The problem
Pick out the lines below that contain the string "content" and copy them all.

Task inputs
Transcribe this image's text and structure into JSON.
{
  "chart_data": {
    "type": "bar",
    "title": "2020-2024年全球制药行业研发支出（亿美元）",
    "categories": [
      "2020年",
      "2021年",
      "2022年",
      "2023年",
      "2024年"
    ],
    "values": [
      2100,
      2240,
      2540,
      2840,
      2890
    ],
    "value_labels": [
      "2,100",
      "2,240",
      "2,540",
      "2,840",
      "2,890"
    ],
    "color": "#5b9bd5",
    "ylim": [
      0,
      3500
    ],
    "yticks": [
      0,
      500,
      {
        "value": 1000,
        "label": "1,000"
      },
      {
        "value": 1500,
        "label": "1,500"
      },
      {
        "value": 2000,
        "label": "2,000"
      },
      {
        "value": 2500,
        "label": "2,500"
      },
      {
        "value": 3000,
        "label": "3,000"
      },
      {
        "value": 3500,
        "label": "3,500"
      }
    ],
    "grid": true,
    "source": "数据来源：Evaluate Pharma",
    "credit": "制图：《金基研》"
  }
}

--

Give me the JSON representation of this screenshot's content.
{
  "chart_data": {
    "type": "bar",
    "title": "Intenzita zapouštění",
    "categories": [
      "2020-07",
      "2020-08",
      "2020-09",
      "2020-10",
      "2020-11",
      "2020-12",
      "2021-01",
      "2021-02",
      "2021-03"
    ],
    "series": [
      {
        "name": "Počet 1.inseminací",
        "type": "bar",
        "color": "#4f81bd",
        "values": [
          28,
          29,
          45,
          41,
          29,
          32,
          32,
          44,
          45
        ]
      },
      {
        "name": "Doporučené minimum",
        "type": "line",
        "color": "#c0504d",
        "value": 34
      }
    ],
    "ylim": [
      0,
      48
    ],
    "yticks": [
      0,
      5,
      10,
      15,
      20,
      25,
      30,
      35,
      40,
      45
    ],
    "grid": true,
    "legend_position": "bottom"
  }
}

--

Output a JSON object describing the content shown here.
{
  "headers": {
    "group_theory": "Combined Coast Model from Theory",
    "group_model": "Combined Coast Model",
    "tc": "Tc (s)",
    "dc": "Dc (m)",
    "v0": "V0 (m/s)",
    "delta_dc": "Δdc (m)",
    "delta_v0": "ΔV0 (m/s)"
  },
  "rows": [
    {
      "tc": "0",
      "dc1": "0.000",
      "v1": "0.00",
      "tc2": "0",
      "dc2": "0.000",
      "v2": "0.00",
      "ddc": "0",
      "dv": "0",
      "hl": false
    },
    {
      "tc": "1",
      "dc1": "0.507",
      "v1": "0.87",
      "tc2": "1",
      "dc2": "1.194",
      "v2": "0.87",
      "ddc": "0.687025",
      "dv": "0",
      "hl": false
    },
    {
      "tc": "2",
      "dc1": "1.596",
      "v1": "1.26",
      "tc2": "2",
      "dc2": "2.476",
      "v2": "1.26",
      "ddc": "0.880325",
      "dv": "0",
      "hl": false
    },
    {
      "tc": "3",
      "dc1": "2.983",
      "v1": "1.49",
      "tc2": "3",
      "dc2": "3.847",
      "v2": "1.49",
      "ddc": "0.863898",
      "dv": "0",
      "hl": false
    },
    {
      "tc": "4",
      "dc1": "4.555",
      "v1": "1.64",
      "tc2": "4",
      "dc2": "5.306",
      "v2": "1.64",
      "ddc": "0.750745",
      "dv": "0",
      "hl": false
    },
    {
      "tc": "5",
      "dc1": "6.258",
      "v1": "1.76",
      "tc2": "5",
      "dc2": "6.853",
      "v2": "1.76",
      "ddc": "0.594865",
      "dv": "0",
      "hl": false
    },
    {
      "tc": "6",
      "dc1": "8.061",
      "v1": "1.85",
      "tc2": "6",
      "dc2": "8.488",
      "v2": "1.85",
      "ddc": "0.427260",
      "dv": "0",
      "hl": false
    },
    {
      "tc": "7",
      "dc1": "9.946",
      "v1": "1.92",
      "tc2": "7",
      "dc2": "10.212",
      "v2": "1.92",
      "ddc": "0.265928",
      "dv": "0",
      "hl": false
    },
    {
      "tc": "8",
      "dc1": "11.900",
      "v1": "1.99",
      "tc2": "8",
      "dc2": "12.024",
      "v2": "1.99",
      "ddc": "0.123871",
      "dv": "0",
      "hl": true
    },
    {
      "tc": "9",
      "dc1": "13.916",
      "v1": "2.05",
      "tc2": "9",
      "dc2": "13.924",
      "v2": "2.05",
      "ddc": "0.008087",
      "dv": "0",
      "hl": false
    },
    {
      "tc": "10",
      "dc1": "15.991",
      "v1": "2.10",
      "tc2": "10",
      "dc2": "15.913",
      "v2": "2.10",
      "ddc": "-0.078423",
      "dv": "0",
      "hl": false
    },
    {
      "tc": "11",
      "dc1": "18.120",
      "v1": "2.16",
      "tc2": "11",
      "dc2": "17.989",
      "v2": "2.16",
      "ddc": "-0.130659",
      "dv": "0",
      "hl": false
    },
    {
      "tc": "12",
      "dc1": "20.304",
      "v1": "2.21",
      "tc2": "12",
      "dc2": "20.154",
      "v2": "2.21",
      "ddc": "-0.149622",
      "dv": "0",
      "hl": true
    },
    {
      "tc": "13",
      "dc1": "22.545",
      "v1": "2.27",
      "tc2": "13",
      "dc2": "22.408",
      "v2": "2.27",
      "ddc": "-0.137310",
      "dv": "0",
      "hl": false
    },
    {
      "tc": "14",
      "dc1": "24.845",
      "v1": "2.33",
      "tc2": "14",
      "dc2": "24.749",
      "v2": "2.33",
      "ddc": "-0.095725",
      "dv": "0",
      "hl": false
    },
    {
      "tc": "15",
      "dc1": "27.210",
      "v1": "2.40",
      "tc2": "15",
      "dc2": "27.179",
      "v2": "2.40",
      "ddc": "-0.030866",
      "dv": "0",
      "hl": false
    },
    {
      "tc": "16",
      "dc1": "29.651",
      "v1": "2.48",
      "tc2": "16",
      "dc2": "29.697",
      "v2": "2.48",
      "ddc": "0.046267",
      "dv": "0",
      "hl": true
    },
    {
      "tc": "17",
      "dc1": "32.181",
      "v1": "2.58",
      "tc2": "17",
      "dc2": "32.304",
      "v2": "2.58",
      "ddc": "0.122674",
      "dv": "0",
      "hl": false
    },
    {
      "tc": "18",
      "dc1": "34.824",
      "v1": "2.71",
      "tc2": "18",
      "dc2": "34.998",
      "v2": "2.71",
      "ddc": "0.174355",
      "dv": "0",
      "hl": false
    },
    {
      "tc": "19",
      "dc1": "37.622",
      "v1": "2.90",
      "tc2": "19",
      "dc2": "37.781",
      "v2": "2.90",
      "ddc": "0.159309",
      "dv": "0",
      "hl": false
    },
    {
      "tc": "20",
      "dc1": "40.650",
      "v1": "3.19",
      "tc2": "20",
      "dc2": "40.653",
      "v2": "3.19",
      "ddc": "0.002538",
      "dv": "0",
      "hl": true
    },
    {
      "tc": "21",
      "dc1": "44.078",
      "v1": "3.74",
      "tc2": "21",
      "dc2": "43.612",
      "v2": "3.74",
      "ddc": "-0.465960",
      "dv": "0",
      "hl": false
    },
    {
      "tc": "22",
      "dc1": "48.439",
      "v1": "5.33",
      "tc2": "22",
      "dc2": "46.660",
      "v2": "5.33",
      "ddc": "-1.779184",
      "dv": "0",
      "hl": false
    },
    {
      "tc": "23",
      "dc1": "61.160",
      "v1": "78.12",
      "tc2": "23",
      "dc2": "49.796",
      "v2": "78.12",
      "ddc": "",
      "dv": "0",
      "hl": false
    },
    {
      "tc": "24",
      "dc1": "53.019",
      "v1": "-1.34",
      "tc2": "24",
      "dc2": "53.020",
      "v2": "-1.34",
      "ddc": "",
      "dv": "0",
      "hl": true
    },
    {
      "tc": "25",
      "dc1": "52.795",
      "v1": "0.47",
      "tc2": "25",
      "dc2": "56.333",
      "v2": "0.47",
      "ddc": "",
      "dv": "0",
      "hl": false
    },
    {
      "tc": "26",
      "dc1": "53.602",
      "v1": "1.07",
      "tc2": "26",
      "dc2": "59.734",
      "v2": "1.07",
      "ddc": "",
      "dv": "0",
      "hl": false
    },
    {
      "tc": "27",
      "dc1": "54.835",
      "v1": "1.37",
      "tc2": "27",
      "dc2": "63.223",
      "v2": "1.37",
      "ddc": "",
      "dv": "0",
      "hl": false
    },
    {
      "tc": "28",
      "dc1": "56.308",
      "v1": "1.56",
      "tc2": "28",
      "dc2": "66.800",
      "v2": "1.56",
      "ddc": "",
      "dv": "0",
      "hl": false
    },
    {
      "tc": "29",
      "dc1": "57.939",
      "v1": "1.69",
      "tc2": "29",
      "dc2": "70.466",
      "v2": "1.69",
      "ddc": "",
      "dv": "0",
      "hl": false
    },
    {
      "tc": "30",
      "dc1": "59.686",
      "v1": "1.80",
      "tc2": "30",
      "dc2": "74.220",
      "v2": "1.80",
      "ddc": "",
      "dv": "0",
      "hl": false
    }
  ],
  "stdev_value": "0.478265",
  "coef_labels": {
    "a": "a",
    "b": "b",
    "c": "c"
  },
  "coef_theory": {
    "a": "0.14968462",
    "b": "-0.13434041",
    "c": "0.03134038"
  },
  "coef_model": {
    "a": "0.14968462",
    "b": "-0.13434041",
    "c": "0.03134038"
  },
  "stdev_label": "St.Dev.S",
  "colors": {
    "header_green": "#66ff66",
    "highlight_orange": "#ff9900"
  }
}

Solution for this task
Give me the JSON representation of this screenshot's content.
Output a JSON object describing the content shown here.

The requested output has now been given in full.